>> Start MATERIAL FOR THIS TASK

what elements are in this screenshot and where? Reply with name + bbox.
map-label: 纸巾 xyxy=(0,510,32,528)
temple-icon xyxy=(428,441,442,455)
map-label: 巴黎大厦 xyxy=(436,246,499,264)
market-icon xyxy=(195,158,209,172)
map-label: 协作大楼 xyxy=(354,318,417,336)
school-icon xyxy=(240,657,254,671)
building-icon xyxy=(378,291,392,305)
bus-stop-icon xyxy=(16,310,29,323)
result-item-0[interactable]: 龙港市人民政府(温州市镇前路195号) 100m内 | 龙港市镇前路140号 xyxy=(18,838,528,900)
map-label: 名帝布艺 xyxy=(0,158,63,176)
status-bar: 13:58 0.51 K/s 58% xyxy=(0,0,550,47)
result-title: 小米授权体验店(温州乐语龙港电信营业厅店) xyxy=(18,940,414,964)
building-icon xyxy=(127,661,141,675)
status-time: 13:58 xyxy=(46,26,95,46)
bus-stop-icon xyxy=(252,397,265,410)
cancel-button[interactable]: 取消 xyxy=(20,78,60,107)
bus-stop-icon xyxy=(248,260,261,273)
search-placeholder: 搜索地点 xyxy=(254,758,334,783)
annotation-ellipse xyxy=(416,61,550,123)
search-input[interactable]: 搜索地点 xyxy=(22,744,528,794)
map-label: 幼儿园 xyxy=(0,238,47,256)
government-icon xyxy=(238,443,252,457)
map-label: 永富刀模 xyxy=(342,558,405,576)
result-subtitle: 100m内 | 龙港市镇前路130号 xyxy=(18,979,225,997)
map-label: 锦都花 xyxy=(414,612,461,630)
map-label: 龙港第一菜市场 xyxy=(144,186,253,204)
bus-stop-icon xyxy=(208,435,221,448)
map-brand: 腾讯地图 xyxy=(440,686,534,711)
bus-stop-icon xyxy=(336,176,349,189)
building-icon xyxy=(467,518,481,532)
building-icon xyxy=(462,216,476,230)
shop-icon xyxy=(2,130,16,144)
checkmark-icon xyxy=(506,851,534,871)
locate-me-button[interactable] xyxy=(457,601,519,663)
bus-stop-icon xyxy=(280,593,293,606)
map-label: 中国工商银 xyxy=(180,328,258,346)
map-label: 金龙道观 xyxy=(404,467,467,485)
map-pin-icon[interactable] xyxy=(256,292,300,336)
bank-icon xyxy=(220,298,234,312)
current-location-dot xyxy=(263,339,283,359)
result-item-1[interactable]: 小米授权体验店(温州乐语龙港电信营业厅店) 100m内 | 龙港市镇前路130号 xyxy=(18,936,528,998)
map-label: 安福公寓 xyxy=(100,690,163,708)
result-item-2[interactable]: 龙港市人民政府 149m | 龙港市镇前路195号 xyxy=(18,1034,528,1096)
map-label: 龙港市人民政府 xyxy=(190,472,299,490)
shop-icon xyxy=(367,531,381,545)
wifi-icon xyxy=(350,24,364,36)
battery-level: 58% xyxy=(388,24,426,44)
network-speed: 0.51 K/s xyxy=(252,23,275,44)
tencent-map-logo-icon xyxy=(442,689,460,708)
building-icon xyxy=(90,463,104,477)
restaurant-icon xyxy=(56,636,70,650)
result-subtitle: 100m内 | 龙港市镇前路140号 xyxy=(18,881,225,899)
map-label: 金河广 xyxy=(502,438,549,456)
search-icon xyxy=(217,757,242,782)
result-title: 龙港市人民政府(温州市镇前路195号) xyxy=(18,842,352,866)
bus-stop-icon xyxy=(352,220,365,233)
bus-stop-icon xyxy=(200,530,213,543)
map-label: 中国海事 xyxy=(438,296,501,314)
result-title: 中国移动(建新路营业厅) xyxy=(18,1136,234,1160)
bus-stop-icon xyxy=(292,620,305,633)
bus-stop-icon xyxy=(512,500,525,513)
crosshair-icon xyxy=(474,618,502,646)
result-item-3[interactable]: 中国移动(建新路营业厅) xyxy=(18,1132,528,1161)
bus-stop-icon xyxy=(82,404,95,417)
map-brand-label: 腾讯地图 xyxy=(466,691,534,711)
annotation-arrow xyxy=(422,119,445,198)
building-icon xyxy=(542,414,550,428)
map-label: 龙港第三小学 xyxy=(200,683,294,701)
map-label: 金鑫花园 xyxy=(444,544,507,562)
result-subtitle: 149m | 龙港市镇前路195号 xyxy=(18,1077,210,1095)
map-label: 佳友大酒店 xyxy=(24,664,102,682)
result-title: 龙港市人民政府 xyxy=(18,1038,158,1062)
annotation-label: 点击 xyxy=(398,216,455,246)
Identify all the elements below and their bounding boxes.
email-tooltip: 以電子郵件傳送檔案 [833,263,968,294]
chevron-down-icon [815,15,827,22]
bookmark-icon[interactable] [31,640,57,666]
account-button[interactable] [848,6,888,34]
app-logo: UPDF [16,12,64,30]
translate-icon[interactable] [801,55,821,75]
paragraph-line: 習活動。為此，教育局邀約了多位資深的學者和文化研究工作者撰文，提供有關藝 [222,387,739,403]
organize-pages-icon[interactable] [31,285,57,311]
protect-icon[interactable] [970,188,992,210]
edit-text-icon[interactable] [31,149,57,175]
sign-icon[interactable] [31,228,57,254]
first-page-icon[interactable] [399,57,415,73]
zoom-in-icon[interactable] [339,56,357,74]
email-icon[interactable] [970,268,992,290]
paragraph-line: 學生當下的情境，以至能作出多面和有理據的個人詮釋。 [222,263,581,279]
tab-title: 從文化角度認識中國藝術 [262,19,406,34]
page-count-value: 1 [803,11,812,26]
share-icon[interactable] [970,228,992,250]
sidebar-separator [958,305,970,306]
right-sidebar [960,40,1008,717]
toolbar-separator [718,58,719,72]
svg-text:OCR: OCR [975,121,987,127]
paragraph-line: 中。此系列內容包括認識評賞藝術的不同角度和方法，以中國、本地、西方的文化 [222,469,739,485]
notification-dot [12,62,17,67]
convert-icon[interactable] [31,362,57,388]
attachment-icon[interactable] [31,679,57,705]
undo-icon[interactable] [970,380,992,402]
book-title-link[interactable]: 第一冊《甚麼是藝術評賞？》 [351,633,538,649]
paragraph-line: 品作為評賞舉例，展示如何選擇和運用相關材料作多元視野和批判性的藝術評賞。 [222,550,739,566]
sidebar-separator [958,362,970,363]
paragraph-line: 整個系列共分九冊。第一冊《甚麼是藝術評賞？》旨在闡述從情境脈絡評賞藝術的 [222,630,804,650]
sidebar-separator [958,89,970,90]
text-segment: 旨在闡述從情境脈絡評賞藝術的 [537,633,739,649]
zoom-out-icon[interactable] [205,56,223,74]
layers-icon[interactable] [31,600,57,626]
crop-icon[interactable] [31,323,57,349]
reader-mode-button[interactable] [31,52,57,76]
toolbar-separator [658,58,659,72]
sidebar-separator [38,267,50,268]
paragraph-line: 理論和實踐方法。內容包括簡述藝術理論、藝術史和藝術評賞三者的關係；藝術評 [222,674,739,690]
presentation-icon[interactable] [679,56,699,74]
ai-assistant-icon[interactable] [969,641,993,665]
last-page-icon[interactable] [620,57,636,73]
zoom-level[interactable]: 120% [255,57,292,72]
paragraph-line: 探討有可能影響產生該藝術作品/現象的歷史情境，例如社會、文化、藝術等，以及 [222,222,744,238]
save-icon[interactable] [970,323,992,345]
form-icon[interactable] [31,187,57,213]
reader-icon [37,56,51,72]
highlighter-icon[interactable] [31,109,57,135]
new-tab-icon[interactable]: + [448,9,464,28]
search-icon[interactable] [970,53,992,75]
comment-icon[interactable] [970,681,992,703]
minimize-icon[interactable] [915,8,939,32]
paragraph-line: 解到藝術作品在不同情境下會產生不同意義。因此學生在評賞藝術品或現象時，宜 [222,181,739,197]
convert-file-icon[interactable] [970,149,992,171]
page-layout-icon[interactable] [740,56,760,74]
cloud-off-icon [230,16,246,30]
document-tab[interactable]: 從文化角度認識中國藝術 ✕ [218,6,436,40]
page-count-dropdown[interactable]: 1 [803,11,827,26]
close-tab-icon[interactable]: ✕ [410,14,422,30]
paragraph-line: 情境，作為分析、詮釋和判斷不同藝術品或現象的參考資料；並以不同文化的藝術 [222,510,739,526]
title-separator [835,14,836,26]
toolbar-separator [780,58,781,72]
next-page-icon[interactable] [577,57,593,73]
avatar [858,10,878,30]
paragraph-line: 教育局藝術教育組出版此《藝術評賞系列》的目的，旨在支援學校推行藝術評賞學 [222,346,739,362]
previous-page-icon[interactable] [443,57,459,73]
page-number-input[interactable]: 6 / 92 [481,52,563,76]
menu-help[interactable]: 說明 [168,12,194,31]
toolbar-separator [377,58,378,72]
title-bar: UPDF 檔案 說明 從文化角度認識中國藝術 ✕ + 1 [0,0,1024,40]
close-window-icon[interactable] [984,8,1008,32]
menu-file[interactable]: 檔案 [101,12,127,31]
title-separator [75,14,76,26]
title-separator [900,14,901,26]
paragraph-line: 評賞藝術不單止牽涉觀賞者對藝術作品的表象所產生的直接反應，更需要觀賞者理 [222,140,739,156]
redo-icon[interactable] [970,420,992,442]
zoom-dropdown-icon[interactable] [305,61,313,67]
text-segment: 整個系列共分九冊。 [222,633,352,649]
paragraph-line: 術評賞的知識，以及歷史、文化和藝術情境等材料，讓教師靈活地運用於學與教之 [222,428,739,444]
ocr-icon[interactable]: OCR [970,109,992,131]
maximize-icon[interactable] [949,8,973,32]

>> End MATERIAL FOR THIS TASK

DIRECTIONS FOR THIS TASK:
Go through the listing above and copy out every line that contains the string "input".

THE SOLUTION:
search-input[interactable]: 搜索地点 xyxy=(22,744,528,794)
page-number-input[interactable]: 6 / 92 [481,52,563,76]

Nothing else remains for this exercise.